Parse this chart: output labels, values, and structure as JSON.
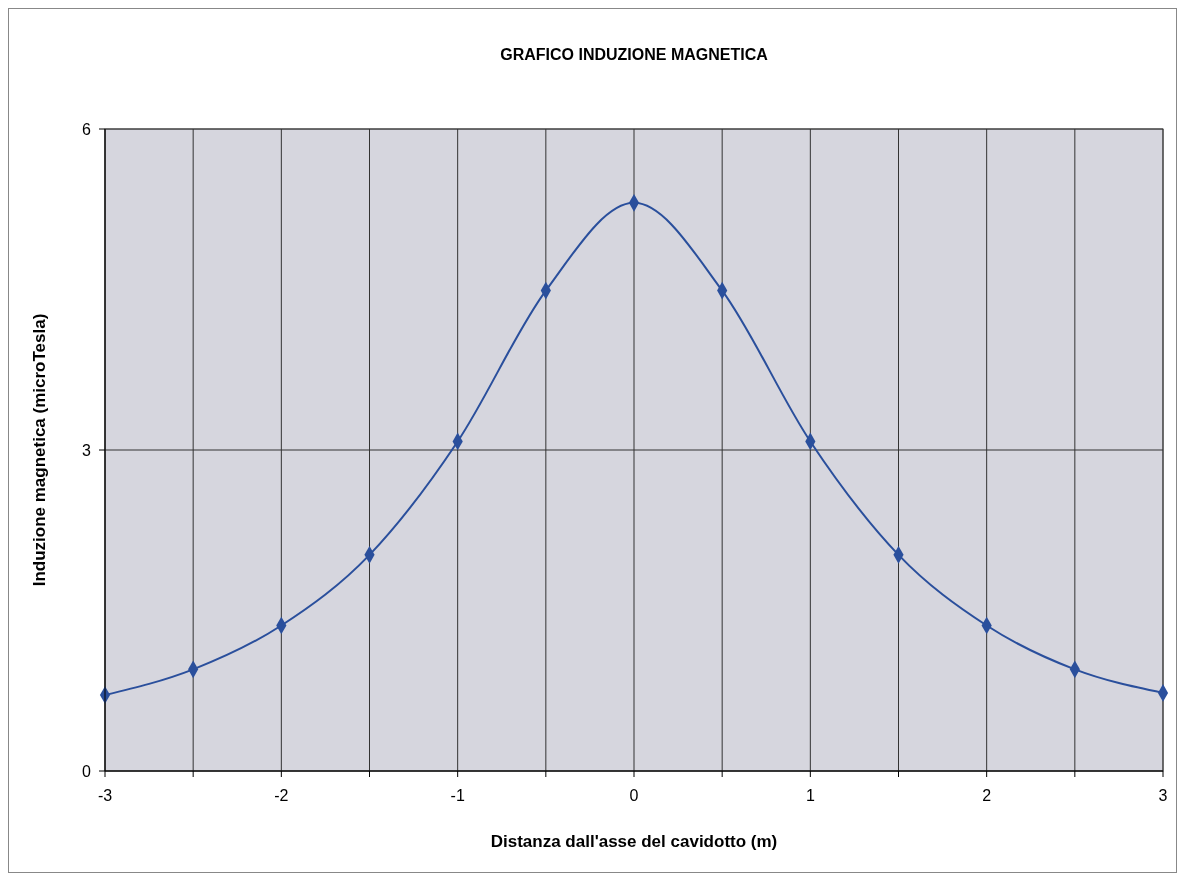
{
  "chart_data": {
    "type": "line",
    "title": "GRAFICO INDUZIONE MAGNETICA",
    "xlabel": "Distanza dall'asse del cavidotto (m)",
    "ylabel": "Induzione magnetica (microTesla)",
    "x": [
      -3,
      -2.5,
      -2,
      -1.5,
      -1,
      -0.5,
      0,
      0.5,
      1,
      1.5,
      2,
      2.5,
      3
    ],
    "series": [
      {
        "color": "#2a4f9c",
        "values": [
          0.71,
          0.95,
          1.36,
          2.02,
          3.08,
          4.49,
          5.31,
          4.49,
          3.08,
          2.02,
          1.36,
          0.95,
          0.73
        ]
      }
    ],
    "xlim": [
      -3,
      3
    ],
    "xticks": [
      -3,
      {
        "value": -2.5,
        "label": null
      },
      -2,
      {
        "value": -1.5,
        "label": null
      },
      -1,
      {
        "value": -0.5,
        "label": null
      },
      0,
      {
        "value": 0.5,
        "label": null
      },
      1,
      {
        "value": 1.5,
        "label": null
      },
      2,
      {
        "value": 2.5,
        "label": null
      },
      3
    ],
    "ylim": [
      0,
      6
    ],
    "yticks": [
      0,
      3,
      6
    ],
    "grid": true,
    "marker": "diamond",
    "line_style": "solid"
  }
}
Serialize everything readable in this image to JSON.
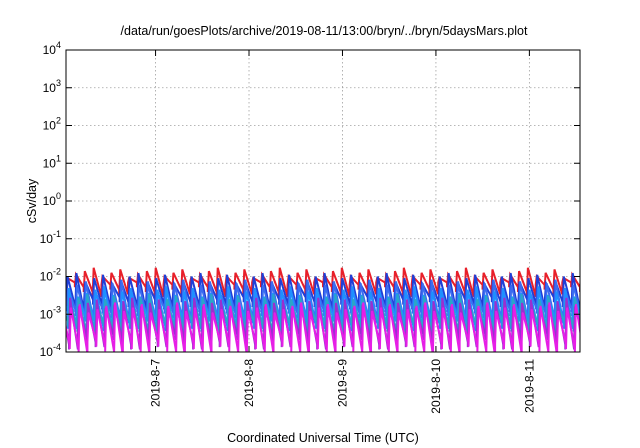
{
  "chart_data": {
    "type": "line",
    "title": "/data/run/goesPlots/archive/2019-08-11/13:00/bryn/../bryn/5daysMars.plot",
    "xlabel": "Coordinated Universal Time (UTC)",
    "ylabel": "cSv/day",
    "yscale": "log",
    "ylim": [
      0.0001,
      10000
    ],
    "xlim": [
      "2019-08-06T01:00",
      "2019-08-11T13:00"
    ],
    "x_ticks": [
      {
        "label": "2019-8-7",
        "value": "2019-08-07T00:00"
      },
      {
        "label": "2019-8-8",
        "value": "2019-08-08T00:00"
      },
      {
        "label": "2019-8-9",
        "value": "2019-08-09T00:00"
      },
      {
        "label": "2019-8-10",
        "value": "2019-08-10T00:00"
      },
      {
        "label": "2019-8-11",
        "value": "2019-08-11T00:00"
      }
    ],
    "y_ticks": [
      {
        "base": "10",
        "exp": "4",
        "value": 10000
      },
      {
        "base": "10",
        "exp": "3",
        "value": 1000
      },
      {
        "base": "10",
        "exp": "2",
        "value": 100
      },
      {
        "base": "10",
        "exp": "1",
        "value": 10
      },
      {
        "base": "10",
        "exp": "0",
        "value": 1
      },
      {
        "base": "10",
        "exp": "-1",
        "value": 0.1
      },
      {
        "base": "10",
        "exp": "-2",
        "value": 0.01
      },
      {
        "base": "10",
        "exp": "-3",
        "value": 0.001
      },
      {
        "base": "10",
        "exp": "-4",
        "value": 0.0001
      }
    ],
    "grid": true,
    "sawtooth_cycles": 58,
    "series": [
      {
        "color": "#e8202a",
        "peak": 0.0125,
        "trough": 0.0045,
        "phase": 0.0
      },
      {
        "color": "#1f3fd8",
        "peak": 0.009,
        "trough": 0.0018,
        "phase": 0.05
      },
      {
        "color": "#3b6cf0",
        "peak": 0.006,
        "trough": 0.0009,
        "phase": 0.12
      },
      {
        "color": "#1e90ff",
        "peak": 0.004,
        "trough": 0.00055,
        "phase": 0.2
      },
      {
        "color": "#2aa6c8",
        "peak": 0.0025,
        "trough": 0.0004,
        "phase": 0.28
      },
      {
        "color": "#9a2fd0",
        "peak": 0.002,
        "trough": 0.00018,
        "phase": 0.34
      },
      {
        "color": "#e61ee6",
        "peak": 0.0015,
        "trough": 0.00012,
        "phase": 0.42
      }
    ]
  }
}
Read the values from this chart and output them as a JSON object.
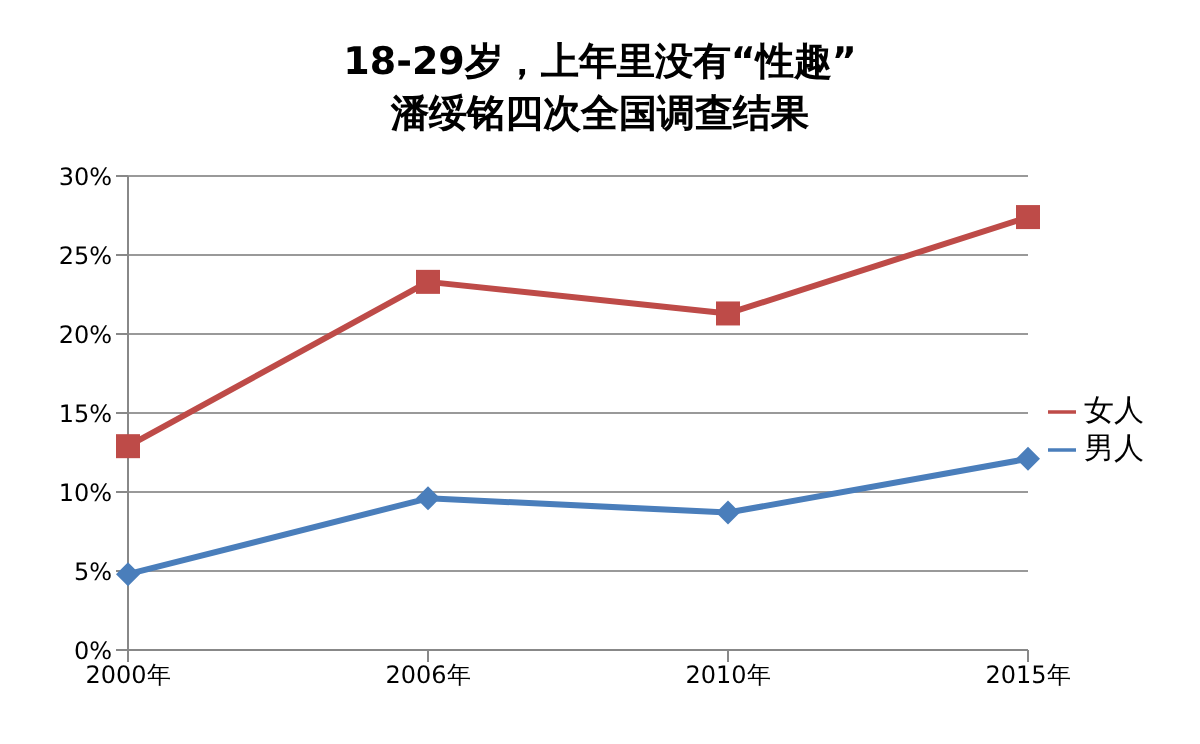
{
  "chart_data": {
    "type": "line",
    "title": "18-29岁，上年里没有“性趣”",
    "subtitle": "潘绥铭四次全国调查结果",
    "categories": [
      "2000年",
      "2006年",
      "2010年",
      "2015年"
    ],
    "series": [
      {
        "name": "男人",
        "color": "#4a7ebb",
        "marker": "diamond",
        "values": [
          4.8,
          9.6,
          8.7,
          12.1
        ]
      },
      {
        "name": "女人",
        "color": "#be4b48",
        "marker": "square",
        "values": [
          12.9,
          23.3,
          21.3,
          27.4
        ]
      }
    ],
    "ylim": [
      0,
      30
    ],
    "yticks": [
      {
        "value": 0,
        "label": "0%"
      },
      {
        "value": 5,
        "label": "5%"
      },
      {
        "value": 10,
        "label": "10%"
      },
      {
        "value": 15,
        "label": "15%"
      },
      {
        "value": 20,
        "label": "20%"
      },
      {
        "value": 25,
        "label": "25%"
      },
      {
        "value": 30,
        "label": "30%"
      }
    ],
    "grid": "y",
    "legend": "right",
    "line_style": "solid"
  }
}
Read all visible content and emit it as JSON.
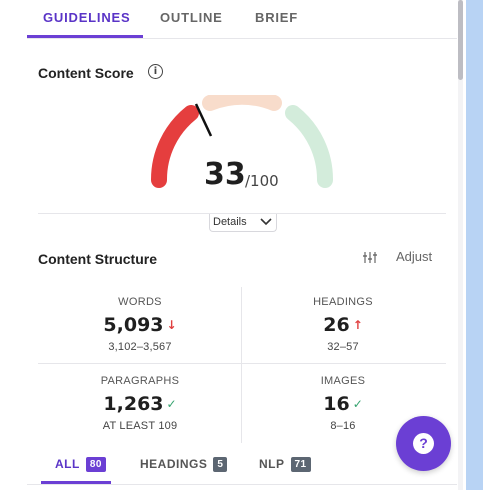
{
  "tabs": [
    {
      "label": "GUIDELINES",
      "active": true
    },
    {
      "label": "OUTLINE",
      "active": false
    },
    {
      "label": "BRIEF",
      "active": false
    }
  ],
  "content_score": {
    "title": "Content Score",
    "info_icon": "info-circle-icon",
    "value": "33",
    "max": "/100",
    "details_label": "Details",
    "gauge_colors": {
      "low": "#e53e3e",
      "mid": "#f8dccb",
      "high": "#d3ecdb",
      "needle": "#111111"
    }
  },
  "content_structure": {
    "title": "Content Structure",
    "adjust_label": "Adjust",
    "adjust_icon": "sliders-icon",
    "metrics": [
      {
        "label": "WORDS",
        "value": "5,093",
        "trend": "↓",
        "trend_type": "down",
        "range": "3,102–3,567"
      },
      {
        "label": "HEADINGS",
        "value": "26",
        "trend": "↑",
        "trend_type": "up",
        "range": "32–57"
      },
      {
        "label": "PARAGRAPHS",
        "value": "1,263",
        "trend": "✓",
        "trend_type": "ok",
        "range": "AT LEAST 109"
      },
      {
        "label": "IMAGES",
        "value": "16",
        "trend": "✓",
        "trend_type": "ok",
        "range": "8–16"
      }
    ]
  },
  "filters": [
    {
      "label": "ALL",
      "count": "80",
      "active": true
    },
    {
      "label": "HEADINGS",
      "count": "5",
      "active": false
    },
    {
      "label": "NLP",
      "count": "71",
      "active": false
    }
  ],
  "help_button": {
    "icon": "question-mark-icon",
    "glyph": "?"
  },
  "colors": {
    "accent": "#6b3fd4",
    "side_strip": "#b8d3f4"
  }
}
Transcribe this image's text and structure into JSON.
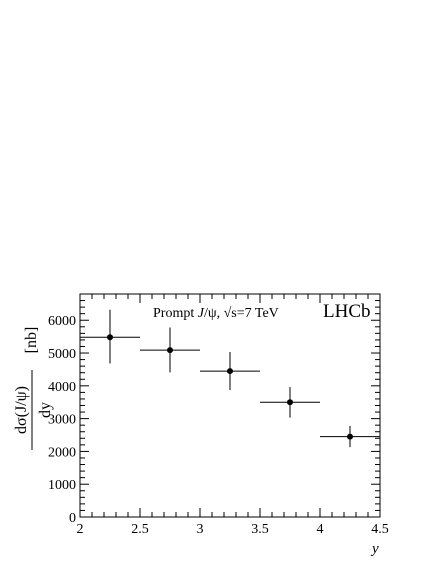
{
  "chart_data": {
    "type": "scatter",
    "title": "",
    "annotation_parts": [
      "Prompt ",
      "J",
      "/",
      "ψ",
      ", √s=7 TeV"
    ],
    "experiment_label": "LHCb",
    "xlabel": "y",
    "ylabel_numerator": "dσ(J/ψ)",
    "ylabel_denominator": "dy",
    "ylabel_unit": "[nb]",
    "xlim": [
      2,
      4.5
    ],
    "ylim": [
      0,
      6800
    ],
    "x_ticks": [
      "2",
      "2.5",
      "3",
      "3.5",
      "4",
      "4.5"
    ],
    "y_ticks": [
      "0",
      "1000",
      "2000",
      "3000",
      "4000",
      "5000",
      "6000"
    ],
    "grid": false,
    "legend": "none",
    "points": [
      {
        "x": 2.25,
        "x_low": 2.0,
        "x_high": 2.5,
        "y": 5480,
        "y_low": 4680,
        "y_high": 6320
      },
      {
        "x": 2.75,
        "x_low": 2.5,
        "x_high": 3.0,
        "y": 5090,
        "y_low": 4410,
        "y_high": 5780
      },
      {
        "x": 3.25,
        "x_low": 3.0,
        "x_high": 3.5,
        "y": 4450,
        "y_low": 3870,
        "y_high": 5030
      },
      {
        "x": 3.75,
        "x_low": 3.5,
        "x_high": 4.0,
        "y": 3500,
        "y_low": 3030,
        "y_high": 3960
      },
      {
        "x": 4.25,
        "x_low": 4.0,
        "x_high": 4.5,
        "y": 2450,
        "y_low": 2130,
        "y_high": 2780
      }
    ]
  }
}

◆ ◆ ◆ ◆ ◆

From the data above, pick out each line containing "xlabel" and copy it.

    "xlabel": "Distanza dall'asse del cavidotto (m)",
    "xlabel": "Coordinated Universal Time (UTC)",
    "xlabel": "y",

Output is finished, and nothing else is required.